### [INSTRUCTIONS TO FOLLOW]
All the data must come back unchanged, except that pictures are left out.

——

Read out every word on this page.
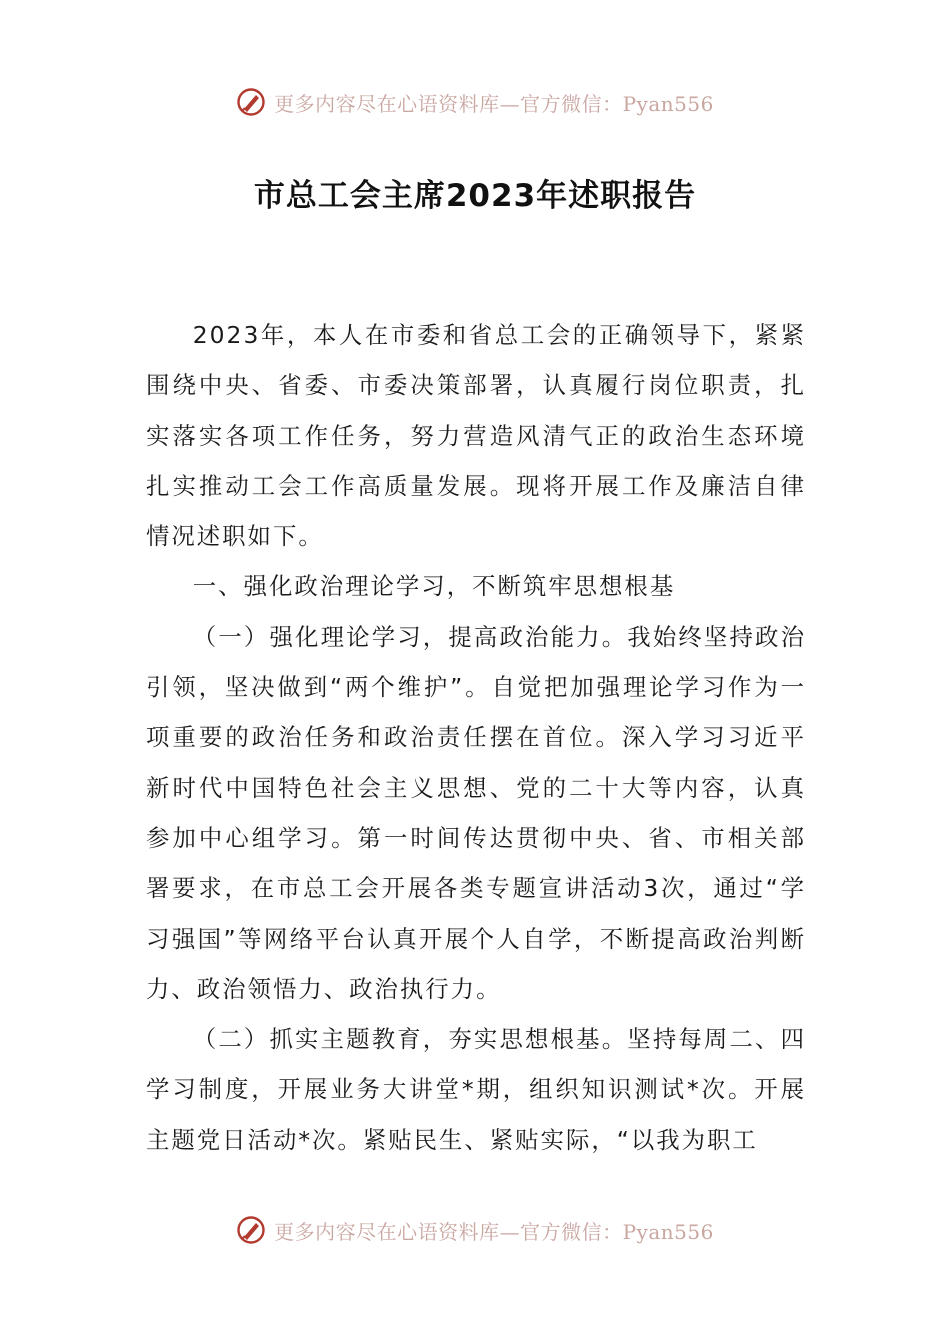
更多内容尽在心语资料库—官方微信：Pyan556
市总工会主席2023年述职报告

2023年，本人在市委和省总工会的正确领导下，紧紧围绕中央、省委、市委决策部署，认真履行岗位职责，扎实落实各项工作任务，努力营造风清气正的政治生态环境扎实推动工会工作高质量发展。现将开展工作及廉洁自律情况述职如下。

一、强化政治理论学习，不断筑牢思想根基

（一）强化理论学习，提高政治能力。我始终坚持政治引领，坚决做到“两个维护”。自觉把加强理论学习作为一项重要的政治任务和政治责任摆在首位。深入学习习近平新时代中国特色社会主义思想、党的二十大等内容，认真参加中心组学习。第一时间传达贯彻中央、省、市相关部署要求，在市总工会开展各类专题宣讲活动3次，通过“学习强国”等网络平台认真开展个人自学，不断提高政治判断力、政治领悟力、政治执行力。

（二）抓实主题教育，夯实思想根基。坚持每周二、四学习制度，开展业务大讲堂*期，组织知识测试*次。开展主题党日活动*次。紧贴民生、紧贴实际，“以我为职工

更多内容尽在心语资料库—官方微信：Pyan556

——

### [COMPLETE OUTPUT]
Read out every word on this page.
更多内容尽在心语资料库—官方微信：Pyan556
市总工会主席2023年述职报告

2023年，本人在市委和省总工会的正确领导下，紧紧围绕中央、省委、市委决策部署，认真履行岗位职责，扎实落实各项工作任务，努力营造风清气正的政治生态环境扎实推动工会工作高质量发展。现将开展工作及廉洁自律情况述职如下。

一、强化政治理论学习，不断筑牢思想根基

（一）强化理论学习，提高政治能力。我始终坚持政治引领，坚决做到“两个维护”。自觉把加强理论学习作为一项重要的政治任务和政治责任摆在首位。深入学习习近平新时代中国特色社会主义思想、党的二十大等内容，认真参加中心组学习。第一时间传达贯彻中央、省、市相关部署要求，在市总工会开展各类专题宣讲活动3次，通过“学习强国”等网络平台认真开展个人自学，不断提高政治判断力、政治领悟力、政治执行力。

（二）抓实主题教育，夯实思想根基。坚持每周二、四学习制度，开展业务大讲堂*期，组织知识测试*次。开展主题党日活动*次。紧贴民生、紧贴实际，“以我为职工

更多内容尽在心语资料库—官方微信：Pyan556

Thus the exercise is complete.